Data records
---
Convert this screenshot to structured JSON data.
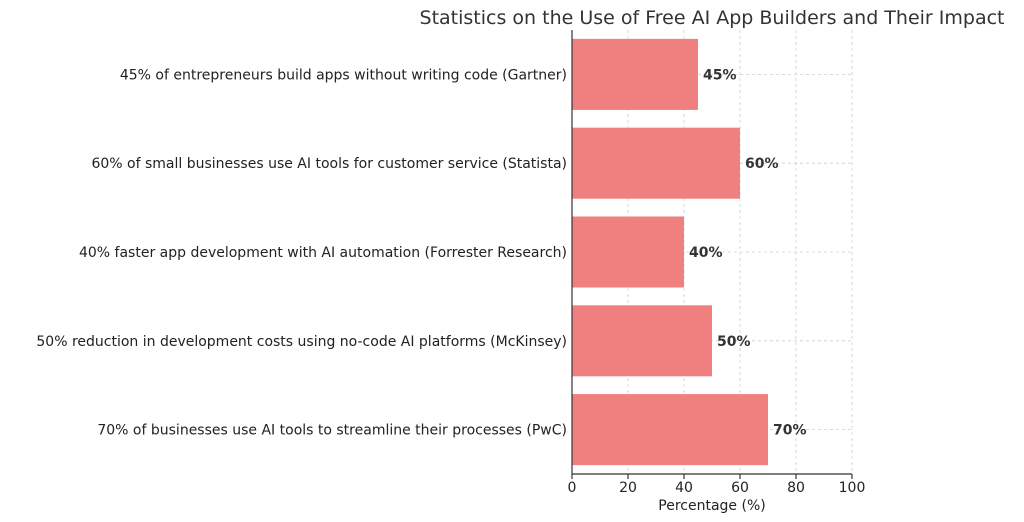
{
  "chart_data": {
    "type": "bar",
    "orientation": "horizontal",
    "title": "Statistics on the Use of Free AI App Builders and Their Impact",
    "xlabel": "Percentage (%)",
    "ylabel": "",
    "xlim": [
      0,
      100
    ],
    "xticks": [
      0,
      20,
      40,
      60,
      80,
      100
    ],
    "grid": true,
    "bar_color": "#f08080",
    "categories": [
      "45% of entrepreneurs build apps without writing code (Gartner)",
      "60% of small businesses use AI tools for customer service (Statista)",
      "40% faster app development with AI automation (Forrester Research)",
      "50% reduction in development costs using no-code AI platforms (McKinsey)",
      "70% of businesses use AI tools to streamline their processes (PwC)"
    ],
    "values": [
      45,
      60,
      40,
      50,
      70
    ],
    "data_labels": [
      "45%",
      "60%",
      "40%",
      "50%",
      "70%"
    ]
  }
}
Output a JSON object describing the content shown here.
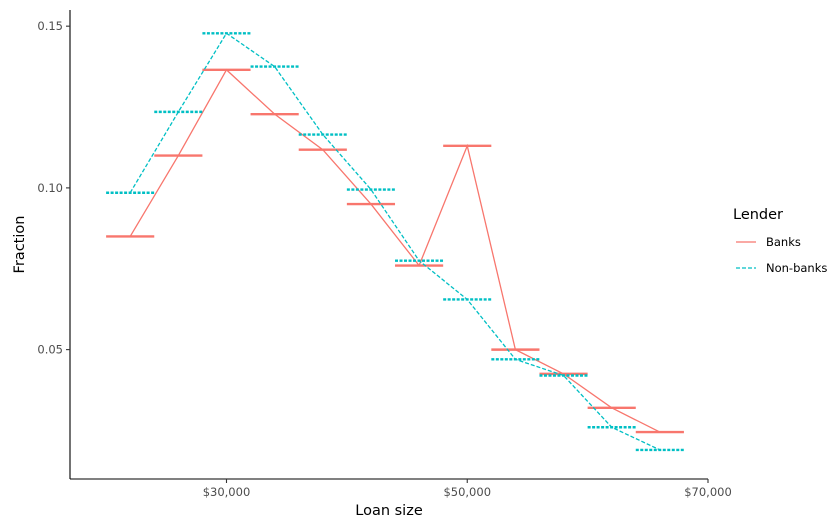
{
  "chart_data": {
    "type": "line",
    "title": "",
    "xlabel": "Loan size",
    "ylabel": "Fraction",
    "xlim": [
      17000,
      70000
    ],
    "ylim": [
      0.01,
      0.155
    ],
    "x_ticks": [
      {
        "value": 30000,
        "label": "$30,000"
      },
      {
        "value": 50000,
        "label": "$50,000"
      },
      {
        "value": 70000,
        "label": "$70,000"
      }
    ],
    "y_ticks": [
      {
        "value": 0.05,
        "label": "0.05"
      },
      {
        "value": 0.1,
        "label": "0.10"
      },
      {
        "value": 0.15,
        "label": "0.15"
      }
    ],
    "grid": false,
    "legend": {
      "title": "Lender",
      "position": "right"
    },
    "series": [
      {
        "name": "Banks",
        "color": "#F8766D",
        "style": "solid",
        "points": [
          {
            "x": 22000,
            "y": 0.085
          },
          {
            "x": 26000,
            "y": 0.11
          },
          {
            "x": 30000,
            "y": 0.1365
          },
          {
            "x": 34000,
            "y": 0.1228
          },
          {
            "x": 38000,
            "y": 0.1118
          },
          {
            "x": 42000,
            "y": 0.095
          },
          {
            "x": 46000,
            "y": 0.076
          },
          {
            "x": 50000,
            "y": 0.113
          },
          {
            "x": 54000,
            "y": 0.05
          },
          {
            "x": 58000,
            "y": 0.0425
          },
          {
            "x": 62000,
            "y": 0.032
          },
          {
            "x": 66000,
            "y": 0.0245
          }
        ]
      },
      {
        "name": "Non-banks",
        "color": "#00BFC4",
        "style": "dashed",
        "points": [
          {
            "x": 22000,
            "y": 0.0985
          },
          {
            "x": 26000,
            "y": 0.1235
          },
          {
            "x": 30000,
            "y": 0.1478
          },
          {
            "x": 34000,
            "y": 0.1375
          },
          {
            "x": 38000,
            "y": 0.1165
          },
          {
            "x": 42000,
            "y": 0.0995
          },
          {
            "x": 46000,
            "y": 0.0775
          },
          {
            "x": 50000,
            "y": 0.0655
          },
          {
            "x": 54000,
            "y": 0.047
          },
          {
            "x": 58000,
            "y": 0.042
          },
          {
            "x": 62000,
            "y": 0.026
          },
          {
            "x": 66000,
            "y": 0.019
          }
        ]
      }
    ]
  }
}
---
■ Aim of the exercise ■
Images should not appear in the copy; retype the listing above exactly.

■ Task result ■
Convert this screenshot to structured JSON data.
{
  "chart_data": {
    "type": "bar",
    "orientation": "horizontal",
    "title": "Statistics on the Use of Free AI App Builders and Their Impact",
    "xlabel": "Percentage (%)",
    "ylabel": "",
    "xlim": [
      0,
      100
    ],
    "xticks": [
      0,
      20,
      40,
      60,
      80,
      100
    ],
    "grid": true,
    "bar_color": "#f08080",
    "categories": [
      "45% of entrepreneurs build apps without writing code (Gartner)",
      "60% of small businesses use AI tools for customer service (Statista)",
      "40% faster app development with AI automation (Forrester Research)",
      "50% reduction in development costs using no-code AI platforms (McKinsey)",
      "70% of businesses use AI tools to streamline their processes (PwC)"
    ],
    "values": [
      45,
      60,
      40,
      50,
      70
    ],
    "data_labels": [
      "45%",
      "60%",
      "40%",
      "50%",
      "70%"
    ]
  }
}
Output a JSON object describing the content shown here.
{
  "chart_data": {
    "type": "line",
    "title": "",
    "xlabel": "Loan size",
    "ylabel": "Fraction",
    "xlim": [
      17000,
      70000
    ],
    "ylim": [
      0.01,
      0.155
    ],
    "x_ticks": [
      {
        "value": 30000,
        "label": "$30,000"
      },
      {
        "value": 50000,
        "label": "$50,000"
      },
      {
        "value": 70000,
        "label": "$70,000"
      }
    ],
    "y_ticks": [
      {
        "value": 0.05,
        "label": "0.05"
      },
      {
        "value": 0.1,
        "label": "0.10"
      },
      {
        "value": 0.15,
        "label": "0.15"
      }
    ],
    "grid": false,
    "legend": {
      "title": "Lender",
      "position": "right"
    },
    "series": [
      {
        "name": "Banks",
        "color": "#F8766D",
        "style": "solid",
        "points": [
          {
            "x": 22000,
            "y": 0.085
          },
          {
            "x": 26000,
            "y": 0.11
          },
          {
            "x": 30000,
            "y": 0.1365
          },
          {
            "x": 34000,
            "y": 0.1228
          },
          {
            "x": 38000,
            "y": 0.1118
          },
          {
            "x": 42000,
            "y": 0.095
          },
          {
            "x": 46000,
            "y": 0.076
          },
          {
            "x": 50000,
            "y": 0.113
          },
          {
            "x": 54000,
            "y": 0.05
          },
          {
            "x": 58000,
            "y": 0.0425
          },
          {
            "x": 62000,
            "y": 0.032
          },
          {
            "x": 66000,
            "y": 0.0245
          }
        ]
      },
      {
        "name": "Non-banks",
        "color": "#00BFC4",
        "style": "dashed",
        "points": [
          {
            "x": 22000,
            "y": 0.0985
          },
          {
            "x": 26000,
            "y": 0.1235
          },
          {
            "x": 30000,
            "y": 0.1478
          },
          {
            "x": 34000,
            "y": 0.1375
          },
          {
            "x": 38000,
            "y": 0.1165
          },
          {
            "x": 42000,
            "y": 0.0995
          },
          {
            "x": 46000,
            "y": 0.0775
          },
          {
            "x": 50000,
            "y": 0.0655
          },
          {
            "x": 54000,
            "y": 0.047
          },
          {
            "x": 58000,
            "y": 0.042
          },
          {
            "x": 62000,
            "y": 0.026
          },
          {
            "x": 66000,
            "y": 0.019
          }
        ]
      }
    ]
  }
}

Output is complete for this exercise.